▸ WHAT YOU NEED TO DO
Collect all lines from the records below that include the word "JSON".

▸ EXERCISE INPUTS
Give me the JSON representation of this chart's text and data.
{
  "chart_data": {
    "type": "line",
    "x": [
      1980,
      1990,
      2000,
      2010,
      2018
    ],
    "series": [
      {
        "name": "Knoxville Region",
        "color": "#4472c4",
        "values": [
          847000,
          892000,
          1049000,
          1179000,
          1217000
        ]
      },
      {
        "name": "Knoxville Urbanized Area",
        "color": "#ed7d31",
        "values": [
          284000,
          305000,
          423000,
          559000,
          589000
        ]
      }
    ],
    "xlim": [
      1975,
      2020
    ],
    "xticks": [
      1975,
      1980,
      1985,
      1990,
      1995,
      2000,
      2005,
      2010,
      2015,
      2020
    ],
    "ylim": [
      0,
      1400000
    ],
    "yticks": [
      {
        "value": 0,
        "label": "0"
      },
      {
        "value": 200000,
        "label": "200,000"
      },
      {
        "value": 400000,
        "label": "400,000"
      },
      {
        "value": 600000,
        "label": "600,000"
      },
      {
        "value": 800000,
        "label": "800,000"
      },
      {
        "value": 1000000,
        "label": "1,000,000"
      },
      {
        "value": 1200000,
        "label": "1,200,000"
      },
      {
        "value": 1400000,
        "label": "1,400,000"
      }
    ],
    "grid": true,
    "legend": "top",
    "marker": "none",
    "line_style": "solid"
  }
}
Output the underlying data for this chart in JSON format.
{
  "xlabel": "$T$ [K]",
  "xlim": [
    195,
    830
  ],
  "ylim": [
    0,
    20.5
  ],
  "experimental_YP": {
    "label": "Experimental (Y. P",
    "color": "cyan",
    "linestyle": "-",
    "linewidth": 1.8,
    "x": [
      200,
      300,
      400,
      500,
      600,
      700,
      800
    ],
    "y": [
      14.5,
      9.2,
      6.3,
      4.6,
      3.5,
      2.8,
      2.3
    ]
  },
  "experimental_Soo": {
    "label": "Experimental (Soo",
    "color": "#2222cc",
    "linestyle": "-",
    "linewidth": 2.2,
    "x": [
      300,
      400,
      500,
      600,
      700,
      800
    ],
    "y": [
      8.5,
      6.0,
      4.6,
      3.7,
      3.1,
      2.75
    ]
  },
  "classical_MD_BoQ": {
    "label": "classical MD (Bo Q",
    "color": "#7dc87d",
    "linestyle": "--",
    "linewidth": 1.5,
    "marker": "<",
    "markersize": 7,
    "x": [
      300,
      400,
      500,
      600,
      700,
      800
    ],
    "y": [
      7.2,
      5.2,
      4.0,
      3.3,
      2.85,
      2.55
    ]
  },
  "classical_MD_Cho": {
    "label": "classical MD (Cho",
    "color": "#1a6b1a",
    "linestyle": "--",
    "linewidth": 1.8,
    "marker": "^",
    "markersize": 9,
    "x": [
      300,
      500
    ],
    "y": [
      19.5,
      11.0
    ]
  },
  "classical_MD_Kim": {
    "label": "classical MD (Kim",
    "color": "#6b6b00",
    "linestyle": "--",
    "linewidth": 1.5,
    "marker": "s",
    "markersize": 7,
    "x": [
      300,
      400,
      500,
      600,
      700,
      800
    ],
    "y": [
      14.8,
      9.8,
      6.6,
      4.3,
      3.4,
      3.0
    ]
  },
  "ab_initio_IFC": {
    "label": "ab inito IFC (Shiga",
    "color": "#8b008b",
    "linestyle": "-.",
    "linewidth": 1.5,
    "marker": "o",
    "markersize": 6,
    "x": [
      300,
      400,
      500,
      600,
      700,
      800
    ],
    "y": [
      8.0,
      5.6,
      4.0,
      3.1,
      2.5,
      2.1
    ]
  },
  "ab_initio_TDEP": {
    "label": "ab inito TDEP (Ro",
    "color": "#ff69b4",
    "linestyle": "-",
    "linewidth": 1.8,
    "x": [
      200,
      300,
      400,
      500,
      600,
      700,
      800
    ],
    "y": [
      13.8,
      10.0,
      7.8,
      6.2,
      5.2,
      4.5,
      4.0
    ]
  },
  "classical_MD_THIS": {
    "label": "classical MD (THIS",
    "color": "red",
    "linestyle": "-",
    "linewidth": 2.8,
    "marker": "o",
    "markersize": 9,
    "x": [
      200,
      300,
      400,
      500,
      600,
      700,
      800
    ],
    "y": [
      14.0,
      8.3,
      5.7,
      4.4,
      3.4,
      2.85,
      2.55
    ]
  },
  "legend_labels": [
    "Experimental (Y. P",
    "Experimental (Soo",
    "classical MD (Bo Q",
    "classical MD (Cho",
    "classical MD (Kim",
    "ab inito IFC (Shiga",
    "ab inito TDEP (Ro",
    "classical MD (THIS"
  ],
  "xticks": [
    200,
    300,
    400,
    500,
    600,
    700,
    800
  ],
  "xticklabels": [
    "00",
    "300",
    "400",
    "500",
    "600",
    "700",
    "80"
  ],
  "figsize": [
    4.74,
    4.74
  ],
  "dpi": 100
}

▸ THE OUTPUT
Give me the JSON representation of this chart's text and data.
Output the underlying data for this chart in JSON format.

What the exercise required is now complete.